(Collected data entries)

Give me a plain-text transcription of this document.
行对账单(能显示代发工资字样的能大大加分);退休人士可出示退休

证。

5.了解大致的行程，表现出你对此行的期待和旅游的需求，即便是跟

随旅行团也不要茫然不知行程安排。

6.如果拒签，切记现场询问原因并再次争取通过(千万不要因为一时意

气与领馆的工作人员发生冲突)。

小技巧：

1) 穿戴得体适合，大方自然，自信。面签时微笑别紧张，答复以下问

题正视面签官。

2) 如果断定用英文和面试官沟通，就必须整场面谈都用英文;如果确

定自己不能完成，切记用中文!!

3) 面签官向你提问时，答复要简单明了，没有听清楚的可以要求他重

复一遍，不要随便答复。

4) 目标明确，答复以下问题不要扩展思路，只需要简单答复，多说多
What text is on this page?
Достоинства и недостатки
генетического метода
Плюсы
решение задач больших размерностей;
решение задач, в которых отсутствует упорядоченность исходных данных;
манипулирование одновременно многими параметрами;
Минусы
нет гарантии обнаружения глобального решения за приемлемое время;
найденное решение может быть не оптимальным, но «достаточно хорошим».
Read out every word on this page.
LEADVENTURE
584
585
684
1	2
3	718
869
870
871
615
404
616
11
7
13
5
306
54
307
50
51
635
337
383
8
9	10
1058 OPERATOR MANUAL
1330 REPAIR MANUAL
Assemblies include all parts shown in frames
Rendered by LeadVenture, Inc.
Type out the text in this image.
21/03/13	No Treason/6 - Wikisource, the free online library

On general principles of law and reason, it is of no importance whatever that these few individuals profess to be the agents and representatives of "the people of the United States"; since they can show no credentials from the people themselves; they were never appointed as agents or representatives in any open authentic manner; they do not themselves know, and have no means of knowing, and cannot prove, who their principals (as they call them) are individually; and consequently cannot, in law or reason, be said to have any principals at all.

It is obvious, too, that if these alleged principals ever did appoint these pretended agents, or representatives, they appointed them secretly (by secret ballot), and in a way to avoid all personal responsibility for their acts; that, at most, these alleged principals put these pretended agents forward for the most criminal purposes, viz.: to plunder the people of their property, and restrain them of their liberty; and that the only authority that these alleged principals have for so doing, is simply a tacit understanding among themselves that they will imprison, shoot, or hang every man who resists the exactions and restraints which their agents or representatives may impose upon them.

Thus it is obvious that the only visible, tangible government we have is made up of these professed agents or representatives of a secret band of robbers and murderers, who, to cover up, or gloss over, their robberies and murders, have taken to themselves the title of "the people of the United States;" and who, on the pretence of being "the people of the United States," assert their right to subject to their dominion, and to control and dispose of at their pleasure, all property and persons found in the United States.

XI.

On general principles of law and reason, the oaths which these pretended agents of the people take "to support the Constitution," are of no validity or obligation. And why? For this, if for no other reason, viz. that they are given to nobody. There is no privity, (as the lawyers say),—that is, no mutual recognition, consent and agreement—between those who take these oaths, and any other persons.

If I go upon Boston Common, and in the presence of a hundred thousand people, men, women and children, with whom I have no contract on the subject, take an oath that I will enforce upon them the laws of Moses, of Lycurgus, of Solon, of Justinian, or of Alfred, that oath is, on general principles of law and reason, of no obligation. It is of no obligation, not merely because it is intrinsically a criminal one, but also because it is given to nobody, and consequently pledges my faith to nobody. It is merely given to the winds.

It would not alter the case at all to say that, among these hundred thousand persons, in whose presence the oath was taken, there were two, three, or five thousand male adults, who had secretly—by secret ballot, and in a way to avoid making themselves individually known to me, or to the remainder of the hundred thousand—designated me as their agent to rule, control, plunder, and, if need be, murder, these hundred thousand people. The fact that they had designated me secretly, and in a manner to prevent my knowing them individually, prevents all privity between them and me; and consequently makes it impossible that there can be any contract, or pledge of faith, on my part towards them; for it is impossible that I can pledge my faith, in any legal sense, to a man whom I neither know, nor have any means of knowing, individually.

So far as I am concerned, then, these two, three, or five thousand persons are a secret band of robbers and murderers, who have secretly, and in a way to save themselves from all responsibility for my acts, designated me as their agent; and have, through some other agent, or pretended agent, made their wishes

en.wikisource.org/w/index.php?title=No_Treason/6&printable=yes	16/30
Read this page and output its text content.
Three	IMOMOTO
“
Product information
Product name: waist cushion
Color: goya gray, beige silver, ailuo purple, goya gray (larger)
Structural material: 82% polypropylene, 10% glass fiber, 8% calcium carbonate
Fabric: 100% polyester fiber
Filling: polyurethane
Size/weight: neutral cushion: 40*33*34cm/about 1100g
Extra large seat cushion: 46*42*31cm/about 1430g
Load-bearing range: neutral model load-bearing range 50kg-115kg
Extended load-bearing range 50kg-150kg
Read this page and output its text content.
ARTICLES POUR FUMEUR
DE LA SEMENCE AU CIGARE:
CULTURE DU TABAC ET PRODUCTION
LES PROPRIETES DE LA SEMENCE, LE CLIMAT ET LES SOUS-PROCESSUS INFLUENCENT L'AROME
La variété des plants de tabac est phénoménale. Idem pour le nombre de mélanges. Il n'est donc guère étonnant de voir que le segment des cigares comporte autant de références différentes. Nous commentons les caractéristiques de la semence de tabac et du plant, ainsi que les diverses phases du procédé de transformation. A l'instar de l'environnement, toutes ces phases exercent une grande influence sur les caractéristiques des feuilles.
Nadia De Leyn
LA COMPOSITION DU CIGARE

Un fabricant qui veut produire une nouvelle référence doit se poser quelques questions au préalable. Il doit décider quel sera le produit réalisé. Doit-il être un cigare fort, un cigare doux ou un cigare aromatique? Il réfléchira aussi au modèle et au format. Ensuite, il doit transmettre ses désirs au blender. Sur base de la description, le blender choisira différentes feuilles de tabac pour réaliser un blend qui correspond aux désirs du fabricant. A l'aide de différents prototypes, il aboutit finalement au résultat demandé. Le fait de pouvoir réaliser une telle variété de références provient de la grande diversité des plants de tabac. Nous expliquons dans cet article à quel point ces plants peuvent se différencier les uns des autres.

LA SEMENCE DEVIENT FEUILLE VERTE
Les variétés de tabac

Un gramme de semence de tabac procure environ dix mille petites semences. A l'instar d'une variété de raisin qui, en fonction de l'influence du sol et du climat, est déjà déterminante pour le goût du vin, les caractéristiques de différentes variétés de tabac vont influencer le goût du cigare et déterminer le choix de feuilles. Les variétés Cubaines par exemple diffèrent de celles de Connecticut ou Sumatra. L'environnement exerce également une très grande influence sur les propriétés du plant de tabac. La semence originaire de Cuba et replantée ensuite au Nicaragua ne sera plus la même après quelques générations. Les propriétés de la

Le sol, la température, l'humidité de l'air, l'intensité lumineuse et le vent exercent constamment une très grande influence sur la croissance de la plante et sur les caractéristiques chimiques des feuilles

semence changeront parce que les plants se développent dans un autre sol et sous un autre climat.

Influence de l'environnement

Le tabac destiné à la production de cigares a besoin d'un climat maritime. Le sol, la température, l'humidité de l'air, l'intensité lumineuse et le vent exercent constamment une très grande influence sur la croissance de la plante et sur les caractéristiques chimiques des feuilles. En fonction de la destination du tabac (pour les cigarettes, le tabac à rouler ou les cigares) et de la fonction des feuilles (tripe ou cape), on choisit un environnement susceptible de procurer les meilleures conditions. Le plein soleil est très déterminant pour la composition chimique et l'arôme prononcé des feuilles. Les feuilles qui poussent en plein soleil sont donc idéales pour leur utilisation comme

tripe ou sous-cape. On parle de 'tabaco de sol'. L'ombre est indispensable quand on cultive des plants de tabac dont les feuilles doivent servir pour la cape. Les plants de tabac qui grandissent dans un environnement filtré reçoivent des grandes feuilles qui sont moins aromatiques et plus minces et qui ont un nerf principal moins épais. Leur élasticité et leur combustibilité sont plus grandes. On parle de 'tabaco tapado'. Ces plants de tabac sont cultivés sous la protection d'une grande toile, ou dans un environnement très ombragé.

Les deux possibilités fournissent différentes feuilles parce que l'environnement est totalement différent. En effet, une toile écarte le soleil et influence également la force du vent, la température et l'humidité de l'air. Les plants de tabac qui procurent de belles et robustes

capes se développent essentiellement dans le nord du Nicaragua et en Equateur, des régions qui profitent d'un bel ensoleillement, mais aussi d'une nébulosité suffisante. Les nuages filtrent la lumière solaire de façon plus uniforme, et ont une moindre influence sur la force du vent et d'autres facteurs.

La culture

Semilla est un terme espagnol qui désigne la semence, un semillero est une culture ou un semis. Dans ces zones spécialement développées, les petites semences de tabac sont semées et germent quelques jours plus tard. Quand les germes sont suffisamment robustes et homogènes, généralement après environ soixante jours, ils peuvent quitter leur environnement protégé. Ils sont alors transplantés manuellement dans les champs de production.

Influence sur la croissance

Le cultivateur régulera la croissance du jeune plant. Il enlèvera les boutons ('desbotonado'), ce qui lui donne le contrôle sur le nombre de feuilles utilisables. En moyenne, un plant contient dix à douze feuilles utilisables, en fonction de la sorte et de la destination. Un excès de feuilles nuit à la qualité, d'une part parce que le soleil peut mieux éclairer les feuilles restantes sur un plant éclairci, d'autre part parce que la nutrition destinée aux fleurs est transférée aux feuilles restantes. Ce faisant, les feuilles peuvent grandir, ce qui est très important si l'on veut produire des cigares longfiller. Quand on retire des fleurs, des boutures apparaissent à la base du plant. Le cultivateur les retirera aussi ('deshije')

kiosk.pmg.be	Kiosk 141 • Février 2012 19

» **Aim of the exercise**:
Using the listing above, show every line that includes the string "задач".

» **Task answer**:
решение задач больших размерностей;
решение задач, в которых отсутствует упорядоченность исходных данных;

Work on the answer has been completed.